◆ **Objective**:
Extract the records in full, leaving every picture out.

>> start Data lines

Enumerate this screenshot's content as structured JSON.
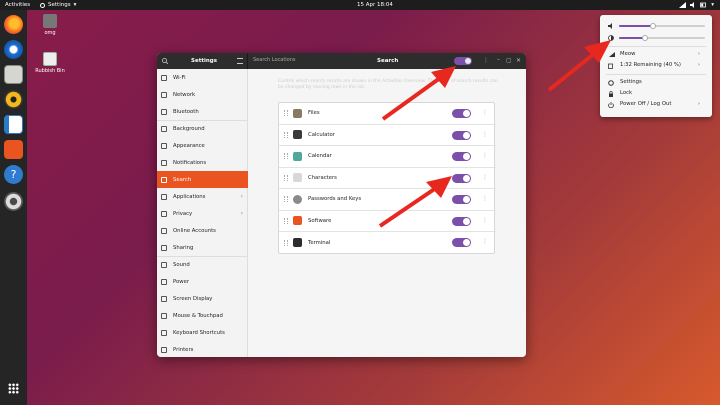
{
  "topbar": {
    "activities": "Activities",
    "app_menu": "Settings",
    "clock": "15 Apr  18:04"
  },
  "desktop": {
    "icons": [
      {
        "label": "omg",
        "icon": "folder-home-icon"
      },
      {
        "label": "Rubbish Bin",
        "icon": "trash-icon"
      }
    ]
  },
  "dock": {
    "items": [
      "firefox-icon",
      "thunderbird-icon",
      "files-icon",
      "rhythmbox-icon",
      "writer-icon",
      "software-icon",
      "help-icon",
      "settings-icon"
    ],
    "grid_icon": "show-apps-icon"
  },
  "window": {
    "left_title": "Settings",
    "search_placeholder": "Search Locations",
    "right_title": "Search",
    "description": "Control which search results are shown in the Activities Overview. The order of search results can be changed by moving rows in the list."
  },
  "sidebar": {
    "items": [
      {
        "label": "Wi-Fi",
        "icon": "wifi-icon"
      },
      {
        "label": "Network",
        "icon": "network-icon"
      },
      {
        "label": "Bluetooth",
        "icon": "bluetooth-icon"
      },
      {
        "label": "Background",
        "icon": "background-icon"
      },
      {
        "label": "Appearance",
        "icon": "appearance-icon"
      },
      {
        "label": "Notifications",
        "icon": "bell-icon"
      },
      {
        "label": "Search",
        "icon": "search-icon",
        "active": true
      },
      {
        "label": "Applications",
        "icon": "apps-icon",
        "arrow": true
      },
      {
        "label": "Privacy",
        "icon": "privacy-icon",
        "arrow": true
      },
      {
        "label": "Online Accounts",
        "icon": "accounts-icon"
      },
      {
        "label": "Sharing",
        "icon": "share-icon"
      },
      {
        "label": "Sound",
        "icon": "sound-icon"
      },
      {
        "label": "Power",
        "icon": "power-icon"
      },
      {
        "label": "Screen Display",
        "icon": "display-icon"
      },
      {
        "label": "Mouse & Touchpad",
        "icon": "mouse-icon"
      },
      {
        "label": "Keyboard Shortcuts",
        "icon": "keyboard-icon"
      },
      {
        "label": "Printers",
        "icon": "printer-icon"
      }
    ]
  },
  "search_providers": [
    {
      "label": "Files",
      "icon": "files-icon",
      "color": "#8a7a64",
      "enabled": true
    },
    {
      "label": "Calculator",
      "icon": "calculator-icon",
      "color": "#3a3a3a",
      "enabled": true
    },
    {
      "label": "Calendar",
      "icon": "calendar-icon",
      "color": "#4fa89a",
      "enabled": true
    },
    {
      "label": "Characters",
      "icon": "characters-icon",
      "color": "#d8d8d8",
      "enabled": true
    },
    {
      "label": "Passwords and Keys",
      "icon": "keys-icon",
      "color": "#8a8a8a",
      "enabled": true
    },
    {
      "label": "Software",
      "icon": "software-icon",
      "color": "#e95420",
      "enabled": true
    },
    {
      "label": "Terminal",
      "icon": "terminal-icon",
      "color": "#2c2c2c",
      "enabled": true
    }
  ],
  "popup": {
    "volume_level": 0.4,
    "brightness_level": 0.3,
    "items": [
      {
        "label": "Meow",
        "icon": "wifi-icon",
        "arrow": true
      },
      {
        "label": "1:32 Remaining (40 %)",
        "icon": "battery-icon",
        "arrow": true
      },
      {
        "label": "Settings",
        "icon": "gear-icon"
      },
      {
        "label": "Lock",
        "icon": "lock-icon"
      },
      {
        "label": "Power Off / Log Out",
        "icon": "power-icon",
        "arrow": true
      }
    ]
  },
  "colors": {
    "accent": "#e95420",
    "toggle_on": "#7b4faa",
    "arrow": "#e8281e"
  }
}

>> end Data lines

◆ **Problem solution**:
Enumerate this screenshot's content as structured JSON.
{
  "topbar": {
    "activities": "Activities",
    "app_menu": "Settings",
    "clock": "15 Apr  18:04"
  },
  "desktop": {
    "icons": [
      {
        "label": "omg",
        "icon": "folder-home-icon"
      },
      {
        "label": "Rubbish Bin",
        "icon": "trash-icon"
      }
    ]
  },
  "dock": {
    "items": [
      "firefox-icon",
      "thunderbird-icon",
      "files-icon",
      "rhythmbox-icon",
      "writer-icon",
      "software-icon",
      "help-icon",
      "settings-icon"
    ],
    "grid_icon": "show-apps-icon"
  },
  "window": {
    "left_title": "Settings",
    "search_placeholder": "Search Locations",
    "right_title": "Search",
    "description": "Control which search results are shown in the Activities Overview. The order of search results can be changed by moving rows in the list."
  },
  "sidebar": {
    "items": [
      {
        "label": "Wi-Fi",
        "icon": "wifi-icon"
      },
      {
        "label": "Network",
        "icon": "network-icon"
      },
      {
        "label": "Bluetooth",
        "icon": "bluetooth-icon"
      },
      {
        "label": "Background",
        "icon": "background-icon"
      },
      {
        "label": "Appearance",
        "icon": "appearance-icon"
      },
      {
        "label": "Notifications",
        "icon": "bell-icon"
      },
      {
        "label": "Search",
        "icon": "search-icon",
        "active": true
      },
      {
        "label": "Applications",
        "icon": "apps-icon",
        "arrow": true
      },
      {
        "label": "Privacy",
        "icon": "privacy-icon",
        "arrow": true
      },
      {
        "label": "Online Accounts",
        "icon": "accounts-icon"
      },
      {
        "label": "Sharing",
        "icon": "share-icon"
      },
      {
        "label": "Sound",
        "icon": "sound-icon"
      },
      {
        "label": "Power",
        "icon": "power-icon"
      },
      {
        "label": "Screen Display",
        "icon": "display-icon"
      },
      {
        "label": "Mouse & Touchpad",
        "icon": "mouse-icon"
      },
      {
        "label": "Keyboard Shortcuts",
        "icon": "keyboard-icon"
      },
      {
        "label": "Printers",
        "icon": "printer-icon"
      }
    ]
  },
  "search_providers": [
    {
      "label": "Files",
      "icon": "files-icon",
      "color": "#8a7a64",
      "enabled": true
    },
    {
      "label": "Calculator",
      "icon": "calculator-icon",
      "color": "#3a3a3a",
      "enabled": true
    },
    {
      "label": "Calendar",
      "icon": "calendar-icon",
      "color": "#4fa89a",
      "enabled": true
    },
    {
      "label": "Characters",
      "icon": "characters-icon",
      "color": "#d8d8d8",
      "enabled": true
    },
    {
      "label": "Passwords and Keys",
      "icon": "keys-icon",
      "color": "#8a8a8a",
      "enabled": true
    },
    {
      "label": "Software",
      "icon": "software-icon",
      "color": "#e95420",
      "enabled": true
    },
    {
      "label": "Terminal",
      "icon": "terminal-icon",
      "color": "#2c2c2c",
      "enabled": true
    }
  ],
  "popup": {
    "volume_level": 0.4,
    "brightness_level": 0.3,
    "items": [
      {
        "label": "Meow",
        "icon": "wifi-icon",
        "arrow": true
      },
      {
        "label": "1:32 Remaining (40 %)",
        "icon": "battery-icon",
        "arrow": true
      },
      {
        "label": "Settings",
        "icon": "gear-icon"
      },
      {
        "label": "Lock",
        "icon": "lock-icon"
      },
      {
        "label": "Power Off / Log Out",
        "icon": "power-icon",
        "arrow": true
      }
    ]
  },
  "colors": {
    "accent": "#e95420",
    "toggle_on": "#7b4faa",
    "arrow": "#e8281e"
  }
}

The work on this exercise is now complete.